----- Supplied entries

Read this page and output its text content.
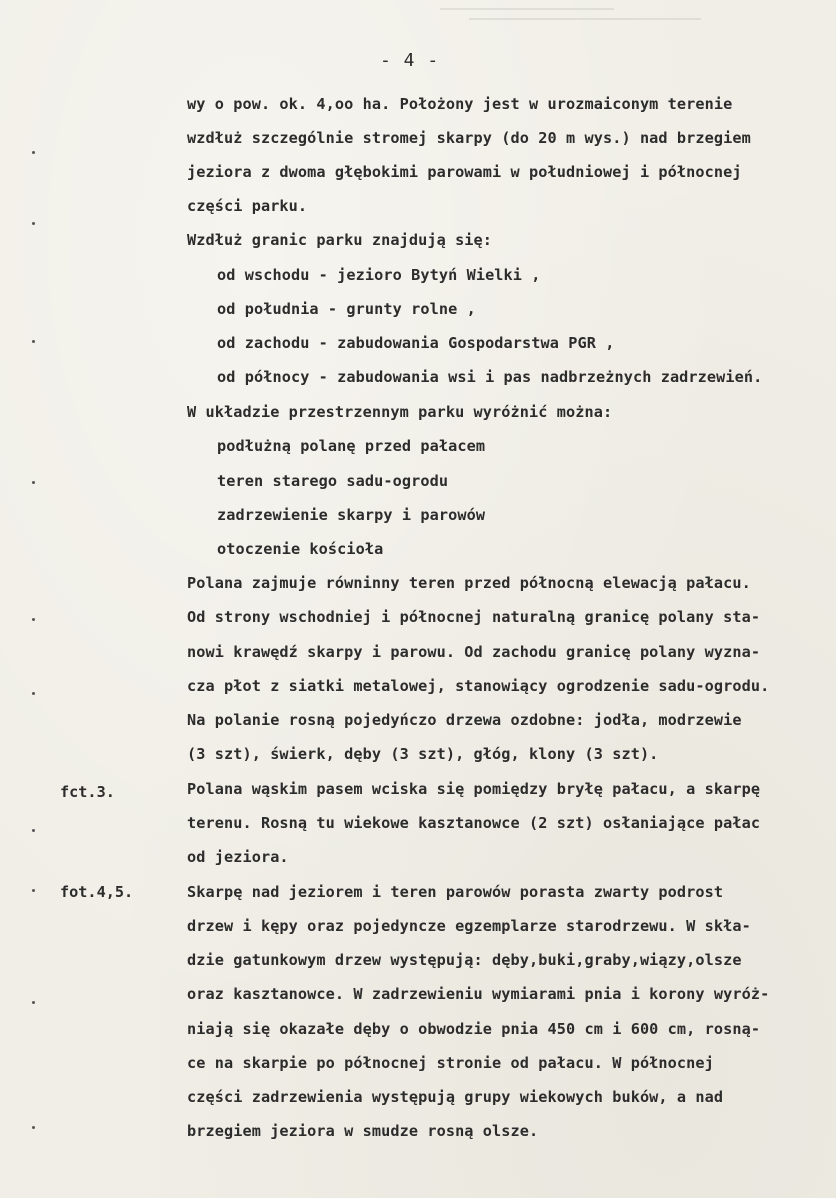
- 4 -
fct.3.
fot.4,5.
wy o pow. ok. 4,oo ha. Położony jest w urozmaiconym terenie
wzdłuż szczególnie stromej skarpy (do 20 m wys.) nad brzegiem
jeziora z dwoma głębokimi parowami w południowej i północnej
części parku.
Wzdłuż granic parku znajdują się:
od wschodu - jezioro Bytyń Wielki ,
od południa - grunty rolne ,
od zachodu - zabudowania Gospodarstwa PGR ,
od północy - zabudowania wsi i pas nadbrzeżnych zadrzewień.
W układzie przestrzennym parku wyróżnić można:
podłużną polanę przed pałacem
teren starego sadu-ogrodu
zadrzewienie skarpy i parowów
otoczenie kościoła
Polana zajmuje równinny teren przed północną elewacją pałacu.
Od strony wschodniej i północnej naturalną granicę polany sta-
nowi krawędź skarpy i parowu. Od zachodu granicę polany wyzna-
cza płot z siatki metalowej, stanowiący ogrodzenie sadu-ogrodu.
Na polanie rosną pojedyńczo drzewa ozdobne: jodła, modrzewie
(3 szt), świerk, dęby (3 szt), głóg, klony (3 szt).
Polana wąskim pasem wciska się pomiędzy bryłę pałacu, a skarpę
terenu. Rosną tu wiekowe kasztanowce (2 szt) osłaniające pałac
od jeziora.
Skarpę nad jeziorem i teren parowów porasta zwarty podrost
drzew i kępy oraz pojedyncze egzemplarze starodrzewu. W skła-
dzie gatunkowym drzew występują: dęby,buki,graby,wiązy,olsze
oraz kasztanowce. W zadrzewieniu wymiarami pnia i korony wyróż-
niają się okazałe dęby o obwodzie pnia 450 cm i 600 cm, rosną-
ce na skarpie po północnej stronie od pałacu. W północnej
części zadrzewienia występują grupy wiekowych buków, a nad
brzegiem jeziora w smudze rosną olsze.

----------
----- Supplied entries

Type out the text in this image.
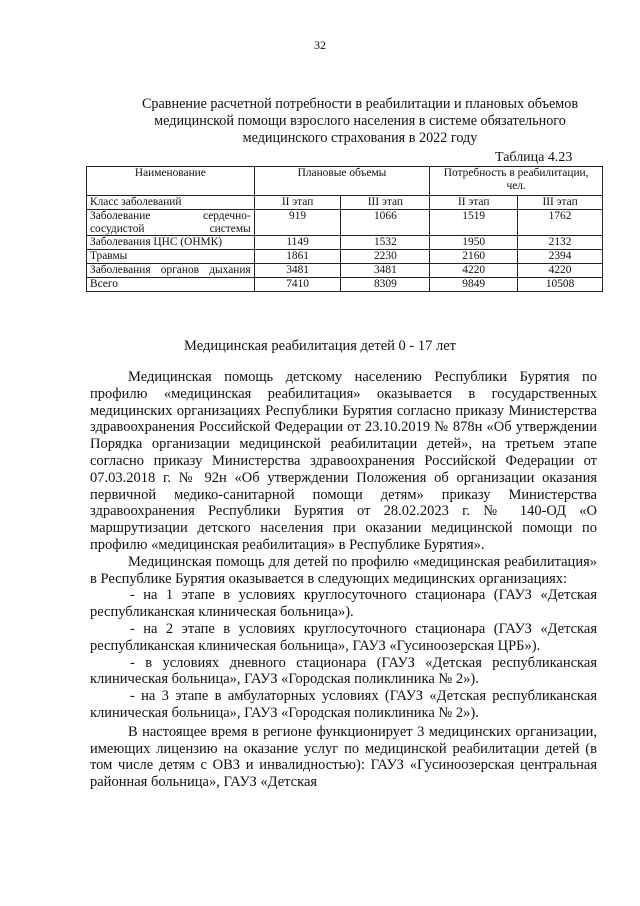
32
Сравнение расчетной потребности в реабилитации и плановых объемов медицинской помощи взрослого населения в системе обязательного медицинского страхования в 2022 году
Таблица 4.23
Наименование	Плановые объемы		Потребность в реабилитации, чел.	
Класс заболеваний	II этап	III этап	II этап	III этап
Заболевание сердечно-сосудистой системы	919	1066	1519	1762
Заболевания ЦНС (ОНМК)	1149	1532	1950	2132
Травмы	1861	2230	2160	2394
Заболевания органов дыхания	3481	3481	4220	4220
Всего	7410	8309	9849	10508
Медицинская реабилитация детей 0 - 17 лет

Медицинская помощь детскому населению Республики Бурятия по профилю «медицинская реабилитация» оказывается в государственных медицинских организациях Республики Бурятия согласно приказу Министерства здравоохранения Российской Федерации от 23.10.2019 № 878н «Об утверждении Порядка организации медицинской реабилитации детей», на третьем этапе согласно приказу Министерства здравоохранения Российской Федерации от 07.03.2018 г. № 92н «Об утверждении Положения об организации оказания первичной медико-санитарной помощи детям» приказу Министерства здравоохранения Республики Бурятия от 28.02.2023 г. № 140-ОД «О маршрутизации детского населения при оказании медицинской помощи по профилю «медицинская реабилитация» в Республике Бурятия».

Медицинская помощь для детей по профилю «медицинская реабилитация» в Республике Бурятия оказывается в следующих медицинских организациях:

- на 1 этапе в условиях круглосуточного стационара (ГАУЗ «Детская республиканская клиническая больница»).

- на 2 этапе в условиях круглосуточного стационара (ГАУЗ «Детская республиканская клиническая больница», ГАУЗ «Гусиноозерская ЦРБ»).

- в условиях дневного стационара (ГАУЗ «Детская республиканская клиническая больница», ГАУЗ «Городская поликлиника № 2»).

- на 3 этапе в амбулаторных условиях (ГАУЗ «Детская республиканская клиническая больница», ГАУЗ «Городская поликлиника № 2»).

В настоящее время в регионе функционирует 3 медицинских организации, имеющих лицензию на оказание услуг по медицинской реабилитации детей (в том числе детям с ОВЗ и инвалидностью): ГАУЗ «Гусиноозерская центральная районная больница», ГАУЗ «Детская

----------
----- Supplied entries

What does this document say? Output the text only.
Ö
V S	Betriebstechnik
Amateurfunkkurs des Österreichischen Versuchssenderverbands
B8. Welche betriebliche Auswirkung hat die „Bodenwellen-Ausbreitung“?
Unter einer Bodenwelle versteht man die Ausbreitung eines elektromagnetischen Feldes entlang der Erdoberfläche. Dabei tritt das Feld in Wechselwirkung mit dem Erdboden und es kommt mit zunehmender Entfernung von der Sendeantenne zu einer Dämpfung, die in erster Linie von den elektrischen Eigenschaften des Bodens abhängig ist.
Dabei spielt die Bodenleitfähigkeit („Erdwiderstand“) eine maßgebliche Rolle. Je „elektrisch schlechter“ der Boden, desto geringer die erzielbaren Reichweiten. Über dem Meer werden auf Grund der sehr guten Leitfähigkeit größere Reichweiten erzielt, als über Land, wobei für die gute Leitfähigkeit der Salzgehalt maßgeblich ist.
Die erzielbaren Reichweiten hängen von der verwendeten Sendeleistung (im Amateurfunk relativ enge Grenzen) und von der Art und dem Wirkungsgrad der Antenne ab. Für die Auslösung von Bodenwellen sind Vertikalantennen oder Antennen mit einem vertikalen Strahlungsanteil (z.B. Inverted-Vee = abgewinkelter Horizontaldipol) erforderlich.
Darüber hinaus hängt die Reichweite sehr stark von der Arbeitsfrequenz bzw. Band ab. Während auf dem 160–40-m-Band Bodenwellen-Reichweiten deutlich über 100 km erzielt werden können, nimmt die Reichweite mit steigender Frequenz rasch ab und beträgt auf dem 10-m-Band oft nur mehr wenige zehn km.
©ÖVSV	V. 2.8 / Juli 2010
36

----------

→ Requirement:
Show the lines of the records that contain the word "text".

→ Response to this task:
Read this page and output its text content.
Type out the text in this image.
What does this document say? Output the text only.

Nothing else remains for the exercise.